▶ _Written problem_
Copy the data that follows, character for character, minus the pictures.

BEGIN Supplied entries

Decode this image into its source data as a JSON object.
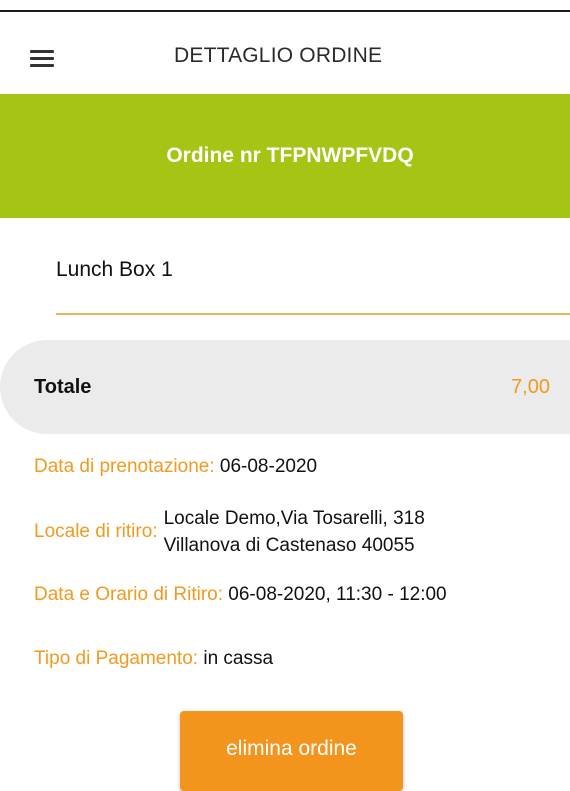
{
  "header": {
    "menu_icon": "hamburger-icon",
    "title": "DETTAGLIO ORDINE"
  },
  "order": {
    "title": "Ordine nr TFPNWPFVDQ",
    "items": [
      {
        "name": "Lunch Box 1"
      }
    ],
    "total_label": "Totale",
    "total_value": "7,00"
  },
  "details": {
    "booking_date_label": "Data di prenotazione:",
    "booking_date_value": "06-08-2020",
    "pickup_place_label": "Locale di ritiro:",
    "pickup_place_line1": "Locale Demo,Via Tosarelli, 318",
    "pickup_place_line2": "Villanova di Castenaso 40055",
    "pickup_time_label": "Data e Orario di Ritiro:",
    "pickup_time_value": "06-08-2020, 11:30 - 12:00",
    "payment_label": "Tipo di Pagamento:",
    "payment_value": "in cassa"
  },
  "actions": {
    "delete_label": "elimina ordine"
  },
  "colors": {
    "banner": "#a4c513",
    "accent": "#f29a1f",
    "button": "#f3941d",
    "total_bg": "#ebebeb"
  }
}
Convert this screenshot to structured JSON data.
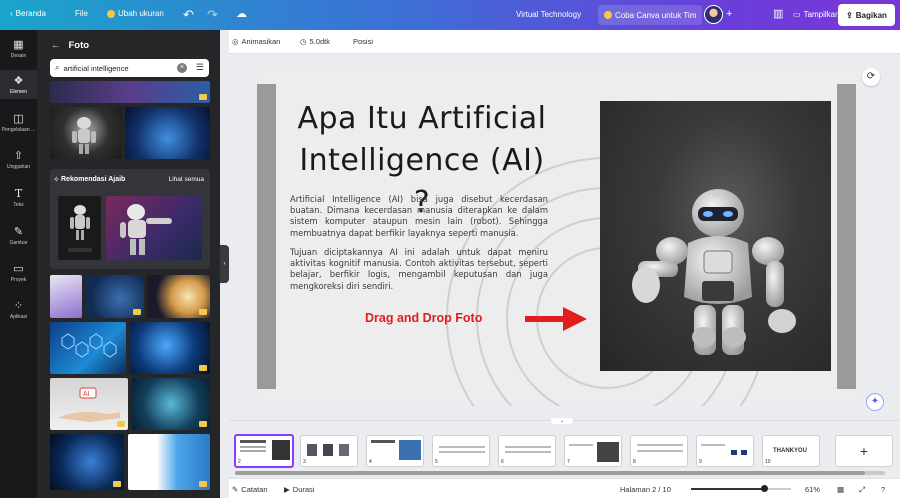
{
  "topbar": {
    "home_label": "Beranda",
    "file_label": "File",
    "resize_label": "Ubah ukuran",
    "doc_title": "Virtual Technology",
    "try_label": "Coba Canva untuk Tim",
    "present_label": "Tampilkan",
    "share_label": "Bagikan"
  },
  "rail": [
    {
      "label": "Desain",
      "icon": "layout-icon"
    },
    {
      "label": "Elemen",
      "icon": "elements-icon"
    },
    {
      "label": "Pengelolaan ...",
      "icon": "brand-icon"
    },
    {
      "label": "Unggahan",
      "icon": "upload-icon"
    },
    {
      "label": "Teks",
      "icon": "text-icon"
    },
    {
      "label": "Gambar",
      "icon": "draw-icon"
    },
    {
      "label": "Proyek",
      "icon": "folder-icon"
    },
    {
      "label": "Aplikasi",
      "icon": "apps-icon"
    }
  ],
  "panel": {
    "title": "Foto",
    "search_value": "artificial intelligence",
    "magic_title": "Rekomendasi Ajaib",
    "magic_see_all": "Lihat semua"
  },
  "context_toolbar": {
    "animate_label": "Animasikan",
    "duration_label": "5.0dtk",
    "position_label": "Posisi"
  },
  "slide": {
    "title": "Apa Itu Artificial Intelligence (AI) ?",
    "paragraph1": "Artificial Intelligence (AI) bisa juga disebut kecerdasan buatan. Dimana kecerdasan manusia diterapkan ke dalam sistem komputer ataupun mesin lain (robot). Sehingga membuatnya dapat berfikir layaknya seperti manusia.",
    "paragraph2": "Tujuan diciptakannya AI ini adalah untuk dapat meniru aktivitas kognitif manusia. Contoh aktivitas tersebut, seperti belajar, berfikir logis, mengambil keputusan dan juga mengkoreksi diri sendiri.",
    "annotation": "Drag and Drop Foto",
    "annotation_color": "#e21d1d"
  },
  "filmstrip": {
    "pages": [
      "2",
      "3",
      "4",
      "5",
      "6",
      "7",
      "8",
      "9",
      "10"
    ],
    "active_page": "2",
    "page9_text": "THANKYOU"
  },
  "bottombar": {
    "notes_label": "Catatan",
    "duration_label": "Durasi",
    "page_indicator": "Halaman 2 / 10",
    "zoom_label": "61%",
    "zoom_level": 0.61
  },
  "colors": {
    "accent": "#8b3dff",
    "panel_bg": "#252627",
    "rail_bg": "#18191b"
  }
}
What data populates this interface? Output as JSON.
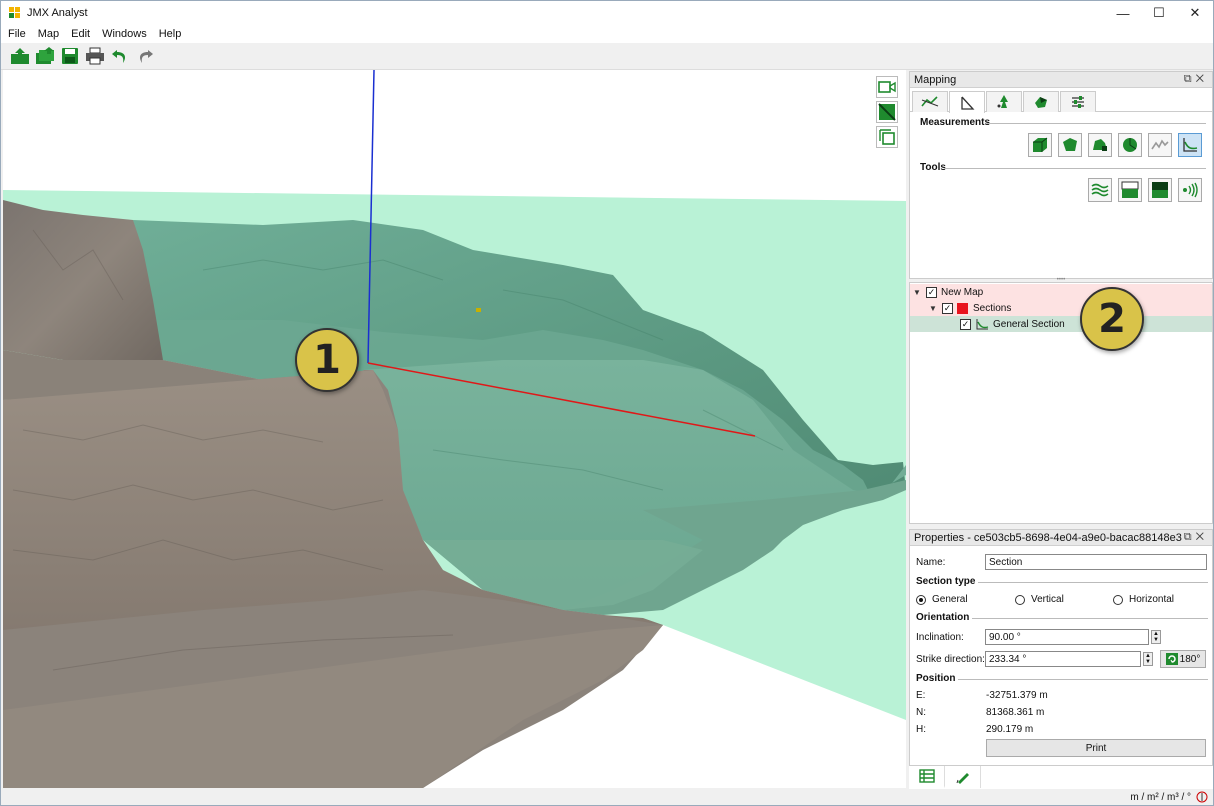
{
  "app": {
    "title": "JMX Analyst"
  },
  "window_controls": {
    "minimize": "—",
    "maximize": "☐",
    "close": "✕"
  },
  "menu": [
    "File",
    "Map",
    "Edit",
    "Windows",
    "Help"
  ],
  "toolbar_icons": [
    "new-map-icon",
    "open-icon",
    "save-icon",
    "print-icon",
    "undo-icon",
    "redo-icon"
  ],
  "viewport": {
    "tools": [
      "camera-icon",
      "section-view-icon",
      "frame-icon"
    ],
    "markers": {
      "m1": "1",
      "m2": "2"
    }
  },
  "mapping_panel": {
    "title": "Mapping",
    "tabs": [
      "line-tools-tab",
      "measurement-tab",
      "points-tab",
      "volume-tab",
      "settings-tab"
    ],
    "measurements_label": "Measurements",
    "measurement_buttons": [
      "cube-volume-icon",
      "polygon-icon",
      "stockpile-icon",
      "sphere-icon",
      "profile-line-icon",
      "section-icon"
    ],
    "tools_label": "Tools",
    "tool_buttons": [
      "layers-icon",
      "cut-below-icon",
      "cut-above-icon",
      "signal-icon"
    ]
  },
  "tree": {
    "root": "New Map",
    "group": "Sections",
    "item": "General Section"
  },
  "properties": {
    "title": "Properties - ce503cb5-8698-4e04-a9e0-bacac88148e3",
    "name_label": "Name:",
    "name_value": "Section",
    "section_type_label": "Section type",
    "type_general": "General",
    "type_vertical": "Vertical",
    "type_horizontal": "Horizontal",
    "selected_type": "General",
    "orientation_label": "Orientation",
    "inclination_label": "Inclination:",
    "inclination_value": "90.00 °",
    "strike_label": "Strike direction:",
    "strike_value": "233.34 °",
    "flip_label": "180°",
    "position_label": "Position",
    "e_label": "E:",
    "e_value": "-32751.379 m",
    "n_label": "N:",
    "n_value": "81368.361 m",
    "h_label": "H:",
    "h_value": "290.179 m",
    "print_label": "Print"
  },
  "status": {
    "units": "m / m² / m³ / °"
  },
  "colors": {
    "accent_green": "#1f8a2e",
    "section_plane": "#b9f2d6",
    "sections_red": "#e8141e",
    "marker_yellow": "#d9c349"
  }
}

END Supplied entries

▶ _Reply to the task_
Decode this image into its source data as a JSON object.
{
  "header": {
    "menu_icon": "hamburger-icon",
    "title": "DETTAGLIO ORDINE"
  },
  "order": {
    "title": "Ordine nr TFPNWPFVDQ",
    "items": [
      {
        "name": "Lunch Box 1"
      }
    ],
    "total_label": "Totale",
    "total_value": "7,00"
  },
  "details": {
    "booking_date_label": "Data di prenotazione:",
    "booking_date_value": "06-08-2020",
    "pickup_place_label": "Locale di ritiro:",
    "pickup_place_line1": "Locale Demo,Via Tosarelli, 318",
    "pickup_place_line2": "Villanova di Castenaso 40055",
    "pickup_time_label": "Data e Orario di Ritiro:",
    "pickup_time_value": "06-08-2020, 11:30 - 12:00",
    "payment_label": "Tipo di Pagamento:",
    "payment_value": "in cassa"
  },
  "actions": {
    "delete_label": "elimina ordine"
  },
  "colors": {
    "banner": "#a4c513",
    "accent": "#f29a1f",
    "button": "#f3941d",
    "total_bg": "#ebebeb"
  }
}
Convert this screenshot to structured JSON data.
{
  "topbar": {
    "home_label": "Beranda",
    "file_label": "File",
    "resize_label": "Ubah ukuran",
    "doc_title": "Virtual Technology",
    "try_label": "Coba Canva untuk Tim",
    "present_label": "Tampilkan",
    "share_label": "Bagikan"
  },
  "rail": [
    {
      "label": "Desain",
      "icon": "layout-icon"
    },
    {
      "label": "Elemen",
      "icon": "elements-icon"
    },
    {
      "label": "Pengelolaan ...",
      "icon": "brand-icon"
    },
    {
      "label": "Unggahan",
      "icon": "upload-icon"
    },
    {
      "label": "Teks",
      "icon": "text-icon"
    },
    {
      "label": "Gambar",
      "icon": "draw-icon"
    },
    {
      "label": "Proyek",
      "icon": "folder-icon"
    },
    {
      "label": "Aplikasi",
      "icon": "apps-icon"
    }
  ],
  "panel": {
    "title": "Foto",
    "search_value": "artificial intelligence",
    "magic_title": "Rekomendasi Ajaib",
    "magic_see_all": "Lihat semua"
  },
  "context_toolbar": {
    "animate_label": "Animasikan",
    "duration_label": "5.0dtk",
    "position_label": "Posisi"
  },
  "slide": {
    "title": "Apa Itu Artificial Intelligence (AI) ?",
    "paragraph1": "Artificial Intelligence (AI) bisa juga disebut kecerdasan buatan. Dimana kecerdasan manusia diterapkan ke dalam sistem komputer ataupun mesin lain (robot). Sehingga membuatnya dapat berfikir layaknya seperti manusia.",
    "paragraph2": "Tujuan diciptakannya AI ini adalah untuk dapat meniru aktivitas kognitif manusia. Contoh aktivitas tersebut, seperti belajar, berfikir logis, mengambil keputusan dan juga mengkoreksi diri sendiri.",
    "annotation": "Drag and Drop Foto",
    "annotation_color": "#e21d1d"
  },
  "filmstrip": {
    "pages": [
      "2",
      "3",
      "4",
      "5",
      "6",
      "7",
      "8",
      "9",
      "10"
    ],
    "active_page": "2",
    "page9_text": "THANKYOU"
  },
  "bottombar": {
    "notes_label": "Catatan",
    "duration_label": "Durasi",
    "page_indicator": "Halaman 2 / 10",
    "zoom_label": "61%",
    "zoom_level": 0.61
  },
  "colors": {
    "accent": "#8b3dff",
    "panel_bg": "#252627",
    "rail_bg": "#18191b"
  }
}
What data populates this interface? Output as JSON.
{
  "app": {
    "title": "JMX Analyst"
  },
  "window_controls": {
    "minimize": "—",
    "maximize": "☐",
    "close": "✕"
  },
  "menu": [
    "File",
    "Map",
    "Edit",
    "Windows",
    "Help"
  ],
  "toolbar_icons": [
    "new-map-icon",
    "open-icon",
    "save-icon",
    "print-icon",
    "undo-icon",
    "redo-icon"
  ],
  "viewport": {
    "tools": [
      "camera-icon",
      "section-view-icon",
      "frame-icon"
    ],
    "markers": {
      "m1": "1",
      "m2": "2"
    }
  },
  "mapping_panel": {
    "title": "Mapping",
    "tabs": [
      "line-tools-tab",
      "measurement-tab",
      "points-tab",
      "volume-tab",
      "settings-tab"
    ],
    "measurements_label": "Measurements",
    "measurement_buttons": [
      "cube-volume-icon",
      "polygon-icon",
      "stockpile-icon",
      "sphere-icon",
      "profile-line-icon",
      "section-icon"
    ],
    "tools_label": "Tools",
    "tool_buttons": [
      "layers-icon",
      "cut-below-icon",
      "cut-above-icon",
      "signal-icon"
    ]
  },
  "tree": {
    "root": "New Map",
    "group": "Sections",
    "item": "General Section"
  },
  "properties": {
    "title": "Properties - ce503cb5-8698-4e04-a9e0-bacac88148e3",
    "name_label": "Name:",
    "name_value": "Section",
    "section_type_label": "Section type",
    "type_general": "General",
    "type_vertical": "Vertical",
    "type_horizontal": "Horizontal",
    "selected_type": "General",
    "orientation_label": "Orientation",
    "inclination_label": "Inclination:",
    "inclination_value": "90.00 °",
    "strike_label": "Strike direction:",
    "strike_value": "233.34 °",
    "flip_label": "180°",
    "position_label": "Position",
    "e_label": "E:",
    "e_value": "-32751.379 m",
    "n_label": "N:",
    "n_value": "81368.361 m",
    "h_label": "H:",
    "h_value": "290.179 m",
    "print_label": "Print"
  },
  "status": {
    "units": "m / m² / m³ / °"
  },
  "colors": {
    "accent_green": "#1f8a2e",
    "section_plane": "#b9f2d6",
    "sections_red": "#e8141e",
    "marker_yellow": "#d9c349"
  }
}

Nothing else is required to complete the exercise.